What needs to be done:
Leave out the pictures and copy every record exactly.
#### Provided material ####
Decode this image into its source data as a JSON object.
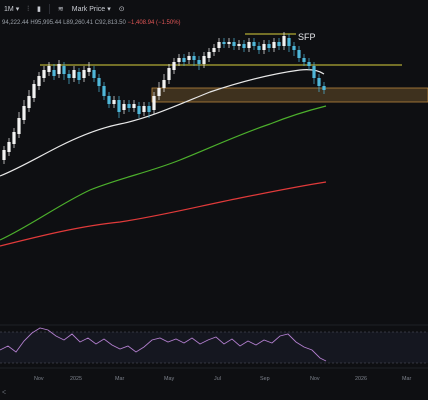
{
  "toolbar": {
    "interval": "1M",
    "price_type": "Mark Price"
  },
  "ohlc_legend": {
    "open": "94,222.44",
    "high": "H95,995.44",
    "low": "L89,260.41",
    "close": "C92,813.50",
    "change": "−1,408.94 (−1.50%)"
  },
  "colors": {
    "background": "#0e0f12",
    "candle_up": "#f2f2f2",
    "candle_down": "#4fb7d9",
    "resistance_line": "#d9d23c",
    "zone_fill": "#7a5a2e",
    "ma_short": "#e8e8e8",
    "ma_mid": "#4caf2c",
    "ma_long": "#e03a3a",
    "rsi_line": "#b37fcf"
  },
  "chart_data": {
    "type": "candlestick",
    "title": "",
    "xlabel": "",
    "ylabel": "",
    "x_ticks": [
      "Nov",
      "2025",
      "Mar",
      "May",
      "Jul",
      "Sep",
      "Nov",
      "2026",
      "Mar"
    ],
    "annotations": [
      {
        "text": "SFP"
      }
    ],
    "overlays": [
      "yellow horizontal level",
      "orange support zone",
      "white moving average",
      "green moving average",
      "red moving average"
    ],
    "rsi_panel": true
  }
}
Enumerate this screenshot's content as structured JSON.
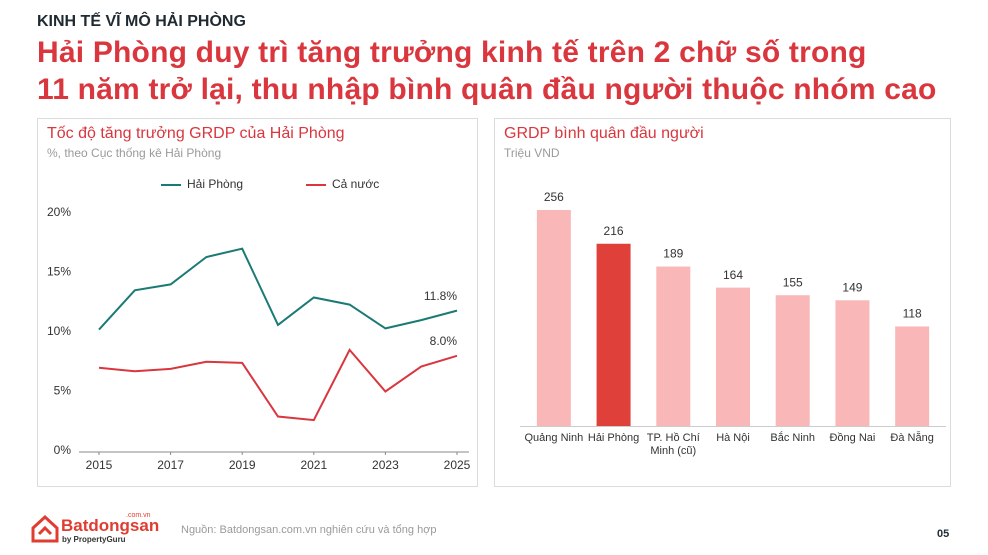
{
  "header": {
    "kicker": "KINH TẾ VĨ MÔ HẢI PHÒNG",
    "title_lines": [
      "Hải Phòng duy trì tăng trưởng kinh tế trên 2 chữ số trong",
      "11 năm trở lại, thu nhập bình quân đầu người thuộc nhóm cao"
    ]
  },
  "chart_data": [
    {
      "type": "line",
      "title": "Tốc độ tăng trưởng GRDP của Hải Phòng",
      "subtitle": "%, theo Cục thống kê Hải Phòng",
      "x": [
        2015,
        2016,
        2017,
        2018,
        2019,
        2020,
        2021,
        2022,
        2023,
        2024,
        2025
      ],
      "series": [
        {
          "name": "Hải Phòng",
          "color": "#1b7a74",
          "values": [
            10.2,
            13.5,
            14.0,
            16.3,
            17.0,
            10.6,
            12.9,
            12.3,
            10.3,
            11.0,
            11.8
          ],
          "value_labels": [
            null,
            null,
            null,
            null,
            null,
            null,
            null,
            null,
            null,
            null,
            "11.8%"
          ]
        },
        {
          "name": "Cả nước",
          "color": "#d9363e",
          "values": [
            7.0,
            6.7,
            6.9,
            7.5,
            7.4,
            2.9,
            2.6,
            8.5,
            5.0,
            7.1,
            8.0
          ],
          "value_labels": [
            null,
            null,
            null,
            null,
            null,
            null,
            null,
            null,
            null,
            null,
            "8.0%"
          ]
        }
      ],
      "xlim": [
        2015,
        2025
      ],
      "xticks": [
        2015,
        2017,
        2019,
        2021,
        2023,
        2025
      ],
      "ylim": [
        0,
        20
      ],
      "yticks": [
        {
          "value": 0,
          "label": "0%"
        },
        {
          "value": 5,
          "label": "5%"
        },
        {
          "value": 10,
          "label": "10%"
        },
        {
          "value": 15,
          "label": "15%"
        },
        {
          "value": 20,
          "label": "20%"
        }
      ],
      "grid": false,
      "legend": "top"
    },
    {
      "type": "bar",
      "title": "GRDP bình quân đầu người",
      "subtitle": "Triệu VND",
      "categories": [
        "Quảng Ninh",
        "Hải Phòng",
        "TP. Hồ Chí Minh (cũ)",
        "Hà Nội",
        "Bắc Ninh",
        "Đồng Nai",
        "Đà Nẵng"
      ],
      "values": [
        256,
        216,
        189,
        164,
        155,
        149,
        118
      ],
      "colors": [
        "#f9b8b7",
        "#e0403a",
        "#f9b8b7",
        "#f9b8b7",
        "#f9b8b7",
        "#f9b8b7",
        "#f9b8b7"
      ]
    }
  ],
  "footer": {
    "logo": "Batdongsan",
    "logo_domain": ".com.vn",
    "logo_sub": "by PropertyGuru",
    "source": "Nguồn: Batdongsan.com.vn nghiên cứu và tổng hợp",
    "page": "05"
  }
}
####
Solution to the problem:
Decode this image into its source data as a JSON object.
{
  "toolbar": {
    "interval": "1M",
    "price_type": "Mark Price"
  },
  "ohlc_legend": {
    "open": "94,222.44",
    "high": "H95,995.44",
    "low": "L89,260.41",
    "close": "C92,813.50",
    "change": "−1,408.94 (−1.50%)"
  },
  "colors": {
    "background": "#0e0f12",
    "candle_up": "#f2f2f2",
    "candle_down": "#4fb7d9",
    "resistance_line": "#d9d23c",
    "zone_fill": "#7a5a2e",
    "ma_short": "#e8e8e8",
    "ma_mid": "#4caf2c",
    "ma_long": "#e03a3a",
    "rsi_line": "#b37fcf"
  },
  "chart_data": {
    "type": "candlestick",
    "title": "",
    "xlabel": "",
    "ylabel": "",
    "x_ticks": [
      "Nov",
      "2025",
      "Mar",
      "May",
      "Jul",
      "Sep",
      "Nov",
      "2026",
      "Mar"
    ],
    "annotations": [
      {
        "text": "SFP"
      }
    ],
    "overlays": [
      "yellow horizontal level",
      "orange support zone",
      "white moving average",
      "green moving average",
      "red moving average"
    ],
    "rsi_panel": true
  }
}
Enumerate this screenshot's content as structured JSON.
{
  "header": {
    "kicker": "KINH TẾ VĨ MÔ HẢI PHÒNG",
    "title_lines": [
      "Hải Phòng duy trì tăng trưởng kinh tế trên 2 chữ số trong",
      "11 năm trở lại, thu nhập bình quân đầu người thuộc nhóm cao"
    ]
  },
  "chart_data": [
    {
      "type": "line",
      "title": "Tốc độ tăng trưởng GRDP của Hải Phòng",
      "subtitle": "%, theo Cục thống kê Hải Phòng",
      "x": [
        2015,
        2016,
        2017,
        2018,
        2019,
        2020,
        2021,
        2022,
        2023,
        2024,
        2025
      ],
      "series": [
        {
          "name": "Hải Phòng",
          "color": "#1b7a74",
          "values": [
            10.2,
            13.5,
            14.0,
            16.3,
            17.0,
            10.6,
            12.9,
            12.3,
            10.3,
            11.0,
            11.8
          ],
          "value_labels": [
            null,
            null,
            null,
            null,
            null,
            null,
            null,
            null,
            null,
            null,
            "11.8%"
          ]
        },
        {
          "name": "Cả nước",
          "color": "#d9363e",
          "values": [
            7.0,
            6.7,
            6.9,
            7.5,
            7.4,
            2.9,
            2.6,
            8.5,
            5.0,
            7.1,
            8.0
          ],
          "value_labels": [
            null,
            null,
            null,
            null,
            null,
            null,
            null,
            null,
            null,
            null,
            "8.0%"
          ]
        }
      ],
      "xlim": [
        2015,
        2025
      ],
      "xticks": [
        2015,
        2017,
        2019,
        2021,
        2023,
        2025
      ],
      "ylim": [
        0,
        20
      ],
      "yticks": [
        {
          "value": 0,
          "label": "0%"
        },
        {
          "value": 5,
          "label": "5%"
        },
        {
          "value": 10,
          "label": "10%"
        },
        {
          "value": 15,
          "label": "15%"
        },
        {
          "value": 20,
          "label": "20%"
        }
      ],
      "grid": false,
      "legend": "top"
    },
    {
      "type": "bar",
      "title": "GRDP bình quân đầu người",
      "subtitle": "Triệu VND",
      "categories": [
        "Quảng Ninh",
        "Hải Phòng",
        "TP. Hồ Chí Minh (cũ)",
        "Hà Nội",
        "Bắc Ninh",
        "Đồng Nai",
        "Đà Nẵng"
      ],
      "values": [
        256,
        216,
        189,
        164,
        155,
        149,
        118
      ],
      "colors": [
        "#f9b8b7",
        "#e0403a",
        "#f9b8b7",
        "#f9b8b7",
        "#f9b8b7",
        "#f9b8b7",
        "#f9b8b7"
      ]
    }
  ],
  "footer": {
    "logo": "Batdongsan",
    "logo_domain": ".com.vn",
    "logo_sub": "by PropertyGuru",
    "source": "Nguồn: Batdongsan.com.vn nghiên cứu và tổng hợp",
    "page": "05"
  }
}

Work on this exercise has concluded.